Problem requirements =
Pictures do not belong in the copy. Return all of the entries exactly.

** START OF Data shown **

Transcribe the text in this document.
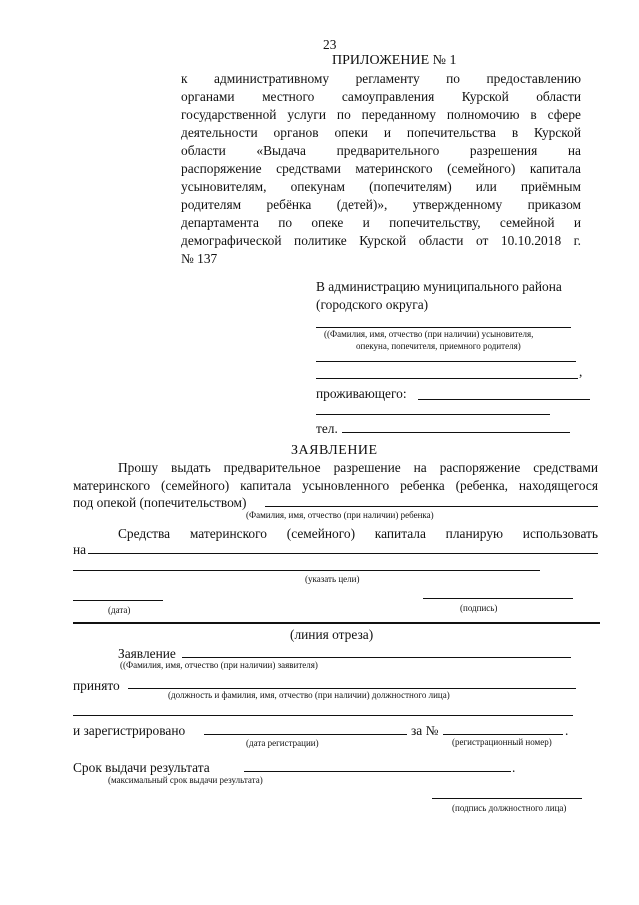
23
ПРИЛОЖЕНИЕ № 1
к административному регламенту по предоставлению
органами местного самоуправления Курской области
государственной услуги по переданному полномочию в сфере
деятельности органов опеки и попечительства в Курской
области «Выдача предварительного разрешения на
распоряжение средствами материнского (семейного) капитала
усыновителям, опекунам (попечителям) или приёмным
родителям ребёнка (детей)», утвержденному приказом
департамента по опеке и попечительству, семейной и
демографической политике Курской области от 10.10.2018 г.
№ 137
В администрацию муниципального района
(городского округа)
((Фамилия, имя, отчество (при наличии) усыновителя,
опекуна, попечителя, приемного родителя)
,
проживающего:
тел.
ЗАЯВЛЕНИЕ
Прошу выдать предварительное разрешение на распоряжение средствами
материнского (семейного) капитала усыновленного ребенка (ребенка, находящегося
под опекой (попечительством)
(Фамилия, имя, отчество (при наличии) ребенка)
Средства материнского (семейного) капитала планирую использовать
на
(указать цели)
(дата)	(подпись)
(линия отреза)
Заявление
((Фамилия, имя, отчество (при наличии) заявителя)
принято
(должность и фамилия, имя, отчество (при наличии) должностного лица)
и зарегистрировано	за №	.
(дата регистрации)	(регистрационный номер)
Срок выдачи результата	.
(максимальный срок выдачи результата)
(подпись должностного лица)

** END OF Data shown **

Solution =
Transcribe the text in this document.
23
ПРИЛОЖЕНИЕ № 1
к административному регламенту по предоставлению
органами местного самоуправления Курской области
государственной услуги по переданному полномочию в сфере
деятельности органов опеки и попечительства в Курской
области «Выдача предварительного разрешения на
распоряжение средствами материнского (семейного) капитала
усыновителям, опекунам (попечителям) или приёмным
родителям ребёнка (детей)», утвержденному приказом
департамента по опеке и попечительству, семейной и
демографической политике Курской области от 10.10.2018 г.
№ 137
В администрацию муниципального района
(городского округа)
((Фамилия, имя, отчество (при наличии) усыновителя,
опекуна, попечителя, приемного родителя)
,
проживающего:
тел.
ЗАЯВЛЕНИЕ
Прошу выдать предварительное разрешение на распоряжение средствами
материнского (семейного) капитала усыновленного ребенка (ребенка, находящегося
под опекой (попечительством)
(Фамилия, имя, отчество (при наличии) ребенка)
Средства материнского (семейного) капитала планирую использовать
на
(указать цели)
(дата)	(подпись)
(линия отреза)
Заявление
((Фамилия, имя, отчество (при наличии) заявителя)
принято
(должность и фамилия, имя, отчество (при наличии) должностного лица)
и зарегистрировано	за №	.
(дата регистрации)	(регистрационный номер)
Срок выдачи результата	.
(максимальный срок выдачи результата)
(подпись должностного лица)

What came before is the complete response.